- **文書の抜粋**
抜歯は最終手段です
多くの歯周病は、適切な治療を行えば、100%元通りの状態にできなくても改善することはできると考えます。ですから、歯周病専門医として、「患者さんの歯をできるだけ残すために、どのような治療をすればより良い結果が得られるか」を常に考えて治療を行います。
抜歯という処置は最終手段です。重度の歯周病であっても、治療によりそれ以上の進行を食い止め、中長期的な安定が得られるように取り組むのが、歯周病専門医としての本位です。
しかし、いかなる治療をもってしても改善が見込めない不良な歯に関しては、抜歯をお勧めすることもあります。そのような歯を残すことは、周囲の歯を支えている骨まで溶かしてしまう原因になるだけでなく、不良な歯を避けて噛むようになることで噛み合わせが悪化してしまったり、長期に亘る炎症が全身へ悪影響を与えたりするからです。
以下のような場合には抜歯をお勧めします。
- 改善が見込めない重度の歯周病に罹患している場合
- 歯の周囲の骨が溶けて動揺が著しく、歯が病的に移動していたり、固定をしたりすることが不可能な場合
- 修復できない歯根破折
- むし歯が歯冠だけでなく歯根にまで深く進行している場合
- 根の病気(根の先端に膿が溜まる)が進行し、根管治療や根尖切除術を行っても改善しない場合
- プラークコントロールが困難であったり、妨げたりしている場合
抜歯例 1
60代の患者さんで、「奥歯がグラグラして痛くて噛めない。最近は顎の方までしびれがある」ということで来院されました。歯肉は著しく腫れ、歯周ポケットから膿が出ており、歯を押すと浮いたり沈んだりする状態でした。

- **課題について**
次の1.から3.が抜歯についての文章の内容と合っているかを、それぞれ「はい」か「いいえ」で答えてください。判断の決め手となる文章中の語句をそのまま引用して添えてください。
1. 抜歯は最終手段とされている。
2. どんな治療でも改善が見込めない不良な歯であっても、抜歯を勧めることはない。
3. 抜歯例1の患者は70代である。
記録はこの課題を解くのに使いません。

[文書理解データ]
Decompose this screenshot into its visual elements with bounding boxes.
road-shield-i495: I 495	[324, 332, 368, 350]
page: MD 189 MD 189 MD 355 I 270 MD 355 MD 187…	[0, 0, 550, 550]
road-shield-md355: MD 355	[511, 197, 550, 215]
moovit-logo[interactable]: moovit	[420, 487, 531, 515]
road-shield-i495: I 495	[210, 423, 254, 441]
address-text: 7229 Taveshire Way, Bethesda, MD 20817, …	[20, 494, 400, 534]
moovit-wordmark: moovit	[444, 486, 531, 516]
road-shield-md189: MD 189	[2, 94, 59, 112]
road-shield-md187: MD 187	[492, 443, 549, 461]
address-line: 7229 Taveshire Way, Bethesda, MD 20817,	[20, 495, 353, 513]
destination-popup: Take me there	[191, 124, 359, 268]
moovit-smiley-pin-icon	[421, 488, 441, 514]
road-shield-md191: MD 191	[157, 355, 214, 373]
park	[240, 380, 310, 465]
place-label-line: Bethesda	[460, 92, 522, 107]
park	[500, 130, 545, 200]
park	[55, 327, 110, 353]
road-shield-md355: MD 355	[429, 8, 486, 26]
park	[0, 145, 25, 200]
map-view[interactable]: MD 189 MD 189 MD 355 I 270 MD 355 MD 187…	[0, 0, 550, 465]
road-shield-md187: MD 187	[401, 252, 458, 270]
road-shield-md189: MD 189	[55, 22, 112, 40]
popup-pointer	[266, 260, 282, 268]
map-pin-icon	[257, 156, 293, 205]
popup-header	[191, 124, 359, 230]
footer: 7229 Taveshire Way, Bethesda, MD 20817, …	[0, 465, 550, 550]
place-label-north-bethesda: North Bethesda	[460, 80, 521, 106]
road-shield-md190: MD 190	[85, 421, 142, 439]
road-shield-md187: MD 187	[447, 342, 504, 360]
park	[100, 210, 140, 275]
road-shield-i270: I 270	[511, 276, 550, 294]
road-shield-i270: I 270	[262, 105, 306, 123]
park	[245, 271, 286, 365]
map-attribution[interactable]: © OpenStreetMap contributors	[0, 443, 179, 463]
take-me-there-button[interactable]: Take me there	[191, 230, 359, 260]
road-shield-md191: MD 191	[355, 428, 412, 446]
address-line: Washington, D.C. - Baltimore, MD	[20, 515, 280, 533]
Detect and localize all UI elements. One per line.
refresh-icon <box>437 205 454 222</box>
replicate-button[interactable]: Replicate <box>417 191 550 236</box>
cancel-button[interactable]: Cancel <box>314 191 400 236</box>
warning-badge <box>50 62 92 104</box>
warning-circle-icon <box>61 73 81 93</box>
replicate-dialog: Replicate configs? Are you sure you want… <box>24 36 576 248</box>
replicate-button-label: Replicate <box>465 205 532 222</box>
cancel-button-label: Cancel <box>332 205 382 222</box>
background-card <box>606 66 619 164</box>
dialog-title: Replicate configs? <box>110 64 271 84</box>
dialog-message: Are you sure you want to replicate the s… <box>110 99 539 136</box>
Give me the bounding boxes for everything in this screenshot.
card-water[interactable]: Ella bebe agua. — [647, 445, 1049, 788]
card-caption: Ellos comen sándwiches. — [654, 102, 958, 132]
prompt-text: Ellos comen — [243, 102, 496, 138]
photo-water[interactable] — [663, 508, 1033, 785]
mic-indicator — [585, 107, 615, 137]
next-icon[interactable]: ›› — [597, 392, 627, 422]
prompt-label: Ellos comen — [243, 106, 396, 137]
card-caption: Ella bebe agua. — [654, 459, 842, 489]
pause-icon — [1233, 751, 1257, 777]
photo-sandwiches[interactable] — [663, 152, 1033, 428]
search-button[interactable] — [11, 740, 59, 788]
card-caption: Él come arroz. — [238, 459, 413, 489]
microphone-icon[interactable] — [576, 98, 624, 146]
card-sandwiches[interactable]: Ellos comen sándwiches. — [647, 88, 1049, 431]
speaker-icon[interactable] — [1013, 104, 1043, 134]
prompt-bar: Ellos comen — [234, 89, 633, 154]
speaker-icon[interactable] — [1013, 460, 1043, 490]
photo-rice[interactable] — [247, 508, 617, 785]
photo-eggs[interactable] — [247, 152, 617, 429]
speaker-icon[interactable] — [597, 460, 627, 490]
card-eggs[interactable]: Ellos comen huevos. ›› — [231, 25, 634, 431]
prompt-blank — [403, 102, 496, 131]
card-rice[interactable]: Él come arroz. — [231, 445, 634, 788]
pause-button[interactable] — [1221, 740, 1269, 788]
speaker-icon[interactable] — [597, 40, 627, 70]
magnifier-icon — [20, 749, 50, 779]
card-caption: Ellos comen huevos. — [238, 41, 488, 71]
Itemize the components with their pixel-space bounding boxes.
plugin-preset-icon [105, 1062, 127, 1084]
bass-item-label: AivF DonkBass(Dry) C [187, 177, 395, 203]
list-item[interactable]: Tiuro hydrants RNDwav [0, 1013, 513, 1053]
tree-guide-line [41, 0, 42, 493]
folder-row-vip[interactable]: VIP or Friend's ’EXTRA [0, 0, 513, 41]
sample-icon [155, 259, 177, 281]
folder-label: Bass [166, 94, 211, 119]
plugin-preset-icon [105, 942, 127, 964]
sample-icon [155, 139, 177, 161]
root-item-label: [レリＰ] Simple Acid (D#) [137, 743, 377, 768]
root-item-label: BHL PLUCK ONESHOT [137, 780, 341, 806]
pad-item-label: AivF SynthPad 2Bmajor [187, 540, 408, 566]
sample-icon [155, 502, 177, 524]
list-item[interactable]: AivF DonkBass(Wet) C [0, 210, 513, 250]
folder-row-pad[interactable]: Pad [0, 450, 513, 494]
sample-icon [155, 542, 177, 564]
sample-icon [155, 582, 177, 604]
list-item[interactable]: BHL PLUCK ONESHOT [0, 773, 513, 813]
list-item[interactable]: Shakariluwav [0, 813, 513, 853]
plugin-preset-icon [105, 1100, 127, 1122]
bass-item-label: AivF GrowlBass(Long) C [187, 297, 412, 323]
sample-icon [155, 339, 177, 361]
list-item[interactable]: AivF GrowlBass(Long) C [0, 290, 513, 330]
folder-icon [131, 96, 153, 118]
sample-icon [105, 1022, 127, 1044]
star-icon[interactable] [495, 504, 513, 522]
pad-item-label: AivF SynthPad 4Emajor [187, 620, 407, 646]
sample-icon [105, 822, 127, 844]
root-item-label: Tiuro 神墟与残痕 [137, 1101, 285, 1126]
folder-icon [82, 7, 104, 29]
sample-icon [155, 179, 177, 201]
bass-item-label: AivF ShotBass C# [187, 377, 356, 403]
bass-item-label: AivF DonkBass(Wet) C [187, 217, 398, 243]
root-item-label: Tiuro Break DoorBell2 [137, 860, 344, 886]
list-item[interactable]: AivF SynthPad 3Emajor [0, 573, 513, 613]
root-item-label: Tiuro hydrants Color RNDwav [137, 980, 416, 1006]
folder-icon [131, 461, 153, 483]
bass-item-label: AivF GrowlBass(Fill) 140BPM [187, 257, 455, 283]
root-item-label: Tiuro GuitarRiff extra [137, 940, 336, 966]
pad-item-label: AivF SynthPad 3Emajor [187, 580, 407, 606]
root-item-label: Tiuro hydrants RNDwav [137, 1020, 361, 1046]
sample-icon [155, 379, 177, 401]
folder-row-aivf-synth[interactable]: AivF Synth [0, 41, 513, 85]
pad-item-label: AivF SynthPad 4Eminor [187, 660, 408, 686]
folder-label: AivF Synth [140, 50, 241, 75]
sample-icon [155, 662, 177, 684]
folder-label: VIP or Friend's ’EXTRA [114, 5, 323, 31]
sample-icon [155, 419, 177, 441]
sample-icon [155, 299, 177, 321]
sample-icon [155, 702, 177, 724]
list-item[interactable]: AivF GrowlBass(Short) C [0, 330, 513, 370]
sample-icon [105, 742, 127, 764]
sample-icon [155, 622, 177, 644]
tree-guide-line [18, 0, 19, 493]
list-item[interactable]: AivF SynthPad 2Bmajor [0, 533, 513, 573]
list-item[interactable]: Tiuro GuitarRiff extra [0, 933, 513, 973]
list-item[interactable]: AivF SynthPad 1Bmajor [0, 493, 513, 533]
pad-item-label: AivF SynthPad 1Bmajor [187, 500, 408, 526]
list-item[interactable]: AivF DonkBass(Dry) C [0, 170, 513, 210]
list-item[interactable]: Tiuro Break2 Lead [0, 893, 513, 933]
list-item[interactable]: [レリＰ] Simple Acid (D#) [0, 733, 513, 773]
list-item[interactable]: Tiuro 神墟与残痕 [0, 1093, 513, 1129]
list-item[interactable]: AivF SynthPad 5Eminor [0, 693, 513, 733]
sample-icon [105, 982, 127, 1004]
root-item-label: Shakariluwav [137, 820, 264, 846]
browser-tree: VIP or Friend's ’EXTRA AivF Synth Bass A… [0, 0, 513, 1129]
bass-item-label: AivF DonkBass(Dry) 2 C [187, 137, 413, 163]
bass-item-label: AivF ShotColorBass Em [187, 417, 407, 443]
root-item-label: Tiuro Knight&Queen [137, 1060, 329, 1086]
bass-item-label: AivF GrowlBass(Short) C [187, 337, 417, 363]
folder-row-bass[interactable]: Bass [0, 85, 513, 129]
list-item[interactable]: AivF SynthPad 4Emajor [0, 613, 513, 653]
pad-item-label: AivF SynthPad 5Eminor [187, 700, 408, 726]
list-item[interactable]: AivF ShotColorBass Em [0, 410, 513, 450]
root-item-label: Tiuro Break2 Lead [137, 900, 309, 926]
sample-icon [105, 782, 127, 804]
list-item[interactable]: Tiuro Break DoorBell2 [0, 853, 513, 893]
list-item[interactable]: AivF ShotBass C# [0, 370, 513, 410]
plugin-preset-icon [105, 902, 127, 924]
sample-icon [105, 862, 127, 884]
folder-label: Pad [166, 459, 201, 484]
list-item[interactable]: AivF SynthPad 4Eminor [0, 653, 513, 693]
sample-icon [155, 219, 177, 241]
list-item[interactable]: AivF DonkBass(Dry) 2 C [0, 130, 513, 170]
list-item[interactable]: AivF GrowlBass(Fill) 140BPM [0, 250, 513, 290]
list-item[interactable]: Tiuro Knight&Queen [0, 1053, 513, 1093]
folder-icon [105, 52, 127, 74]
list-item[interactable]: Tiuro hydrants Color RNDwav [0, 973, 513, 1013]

- **解答例**
1. はい。「抜歯という処置は最終手段です。」
2. いいえ。「いかなる治療をもってしても改善が見込めない不良な歯に関しては、抜歯をお勧めすることもあります。」
3. いいえ。「60代の患者さんで」